Task prompt: In the text about Hodlonaut and Wright, write out the part starting at "While many have" and ending at "their Twitter account.", substituting "X" for every "Twitter".

Selected text:
'''
What did Hodlonaut do that drew so much ire from Wright?
While many have disagreed with Wright’s claims that he is Satoshi, Hodlonaut was reportedly instrumental in starting the hashtag #CraigWrightIsAFraud. The Hodlonaut Twitter account also posted tweets, now deleted, that questioned Wright’s mental stability and called him a “scammer.”
What was Wright’s response?
Wright threatened to sue Hodlonaut for defamation and libel, according to Bitcoin Magazine. The publication viewed a letter written by Wright’s lawyer asking that Hodlonaut tweet an apology for what he’s posted about Wright on Twitter. The lawyer also demanded that Hodlonaut delete certain tweets about Wright. As mentioned, Hodlonaut has already deleted those tweets, as well as their Twitter account.
'''
Material supplied:
'''
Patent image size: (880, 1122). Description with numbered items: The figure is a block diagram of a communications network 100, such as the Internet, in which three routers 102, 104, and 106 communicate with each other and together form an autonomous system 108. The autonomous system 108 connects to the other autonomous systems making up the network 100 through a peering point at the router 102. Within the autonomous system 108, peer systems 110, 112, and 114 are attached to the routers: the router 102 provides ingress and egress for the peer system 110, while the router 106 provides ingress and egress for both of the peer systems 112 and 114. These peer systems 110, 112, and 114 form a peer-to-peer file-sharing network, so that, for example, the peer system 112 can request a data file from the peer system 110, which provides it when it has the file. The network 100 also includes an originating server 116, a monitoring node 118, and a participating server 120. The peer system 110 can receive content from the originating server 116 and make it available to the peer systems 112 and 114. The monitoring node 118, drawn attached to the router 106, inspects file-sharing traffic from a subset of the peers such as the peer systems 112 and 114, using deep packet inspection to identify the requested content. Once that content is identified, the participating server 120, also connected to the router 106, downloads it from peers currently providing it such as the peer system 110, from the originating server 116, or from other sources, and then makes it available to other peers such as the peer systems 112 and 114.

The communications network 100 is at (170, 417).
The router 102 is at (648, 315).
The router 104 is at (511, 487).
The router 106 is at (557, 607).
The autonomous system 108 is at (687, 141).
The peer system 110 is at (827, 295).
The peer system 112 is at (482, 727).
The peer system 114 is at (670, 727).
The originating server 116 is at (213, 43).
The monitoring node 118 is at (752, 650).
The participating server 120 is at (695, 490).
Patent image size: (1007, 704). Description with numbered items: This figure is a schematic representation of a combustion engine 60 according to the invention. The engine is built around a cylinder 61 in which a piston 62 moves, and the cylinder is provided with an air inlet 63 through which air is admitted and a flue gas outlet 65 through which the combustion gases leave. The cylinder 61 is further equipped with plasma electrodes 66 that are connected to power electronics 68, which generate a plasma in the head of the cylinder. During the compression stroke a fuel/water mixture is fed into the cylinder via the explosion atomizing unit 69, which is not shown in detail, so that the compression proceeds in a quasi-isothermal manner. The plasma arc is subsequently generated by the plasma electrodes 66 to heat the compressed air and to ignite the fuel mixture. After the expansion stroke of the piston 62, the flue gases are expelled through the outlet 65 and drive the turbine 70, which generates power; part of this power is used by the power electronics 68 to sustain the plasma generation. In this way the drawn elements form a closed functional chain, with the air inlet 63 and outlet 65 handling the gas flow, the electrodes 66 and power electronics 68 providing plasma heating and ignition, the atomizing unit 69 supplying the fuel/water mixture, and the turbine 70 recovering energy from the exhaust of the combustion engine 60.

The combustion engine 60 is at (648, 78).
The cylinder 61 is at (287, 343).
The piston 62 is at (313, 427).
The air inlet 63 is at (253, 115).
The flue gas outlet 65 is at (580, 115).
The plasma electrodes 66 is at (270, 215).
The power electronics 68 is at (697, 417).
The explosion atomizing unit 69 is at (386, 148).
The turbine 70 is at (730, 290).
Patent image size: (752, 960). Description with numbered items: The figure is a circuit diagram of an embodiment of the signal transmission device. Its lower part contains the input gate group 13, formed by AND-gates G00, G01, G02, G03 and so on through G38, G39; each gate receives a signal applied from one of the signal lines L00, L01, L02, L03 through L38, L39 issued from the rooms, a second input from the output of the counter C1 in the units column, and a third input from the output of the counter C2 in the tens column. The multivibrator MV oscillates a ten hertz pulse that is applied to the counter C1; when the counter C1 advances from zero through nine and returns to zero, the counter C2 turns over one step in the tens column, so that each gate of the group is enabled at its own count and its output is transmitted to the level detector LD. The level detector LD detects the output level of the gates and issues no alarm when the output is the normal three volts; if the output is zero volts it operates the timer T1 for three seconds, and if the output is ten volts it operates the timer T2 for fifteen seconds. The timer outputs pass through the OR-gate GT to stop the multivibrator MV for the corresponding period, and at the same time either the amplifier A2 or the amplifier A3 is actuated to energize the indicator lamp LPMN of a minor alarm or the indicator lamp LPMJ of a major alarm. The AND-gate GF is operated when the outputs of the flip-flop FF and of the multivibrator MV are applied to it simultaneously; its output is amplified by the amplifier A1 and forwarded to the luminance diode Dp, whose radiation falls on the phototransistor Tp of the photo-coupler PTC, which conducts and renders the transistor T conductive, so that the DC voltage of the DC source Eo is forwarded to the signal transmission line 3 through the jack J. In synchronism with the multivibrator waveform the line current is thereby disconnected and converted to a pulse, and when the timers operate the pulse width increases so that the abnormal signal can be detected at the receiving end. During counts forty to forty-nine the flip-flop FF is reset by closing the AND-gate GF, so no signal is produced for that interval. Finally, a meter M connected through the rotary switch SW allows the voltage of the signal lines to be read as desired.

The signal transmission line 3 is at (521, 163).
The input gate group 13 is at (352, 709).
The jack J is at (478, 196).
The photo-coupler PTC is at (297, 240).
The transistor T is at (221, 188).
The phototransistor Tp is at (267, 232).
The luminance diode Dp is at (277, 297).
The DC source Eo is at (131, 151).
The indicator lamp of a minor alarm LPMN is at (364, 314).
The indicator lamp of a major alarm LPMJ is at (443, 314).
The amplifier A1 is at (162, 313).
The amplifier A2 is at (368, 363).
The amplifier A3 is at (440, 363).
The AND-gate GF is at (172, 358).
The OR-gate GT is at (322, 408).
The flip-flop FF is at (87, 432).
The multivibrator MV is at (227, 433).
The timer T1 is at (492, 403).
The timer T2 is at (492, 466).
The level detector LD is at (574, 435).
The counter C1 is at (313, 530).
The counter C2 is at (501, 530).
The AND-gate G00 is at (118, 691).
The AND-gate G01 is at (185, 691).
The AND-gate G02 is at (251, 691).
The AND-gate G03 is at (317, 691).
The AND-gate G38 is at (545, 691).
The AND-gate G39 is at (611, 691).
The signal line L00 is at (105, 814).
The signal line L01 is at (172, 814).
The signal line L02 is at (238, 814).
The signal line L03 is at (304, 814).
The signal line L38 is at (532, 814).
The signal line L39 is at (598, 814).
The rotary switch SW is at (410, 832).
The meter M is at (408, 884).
'''
Completed task:
While many have disagreed with Wright’s claims that he is Satoshi, Hodlonaut was reportedly instrumental in starting the hashtag #CraigWrightIsAFraud. The Hodlonaut X account also posted tweets, now deleted, that questioned Wright’s mental stability and called him a “scammer.”
What was Wright’s response?
Wright threatened to sue Hodlonaut for defamation and libel, according to Bitcoin Magazine. The publication viewed a letter written by Wright’s lawyer asking that Hodlonaut tweet an apology for what he’s posted about Wright on X. The lawyer also demanded that Hodlonaut delete certain tweets about Wright. As mentioned, Hodlonaut has already deleted those tweets, as well as their X account.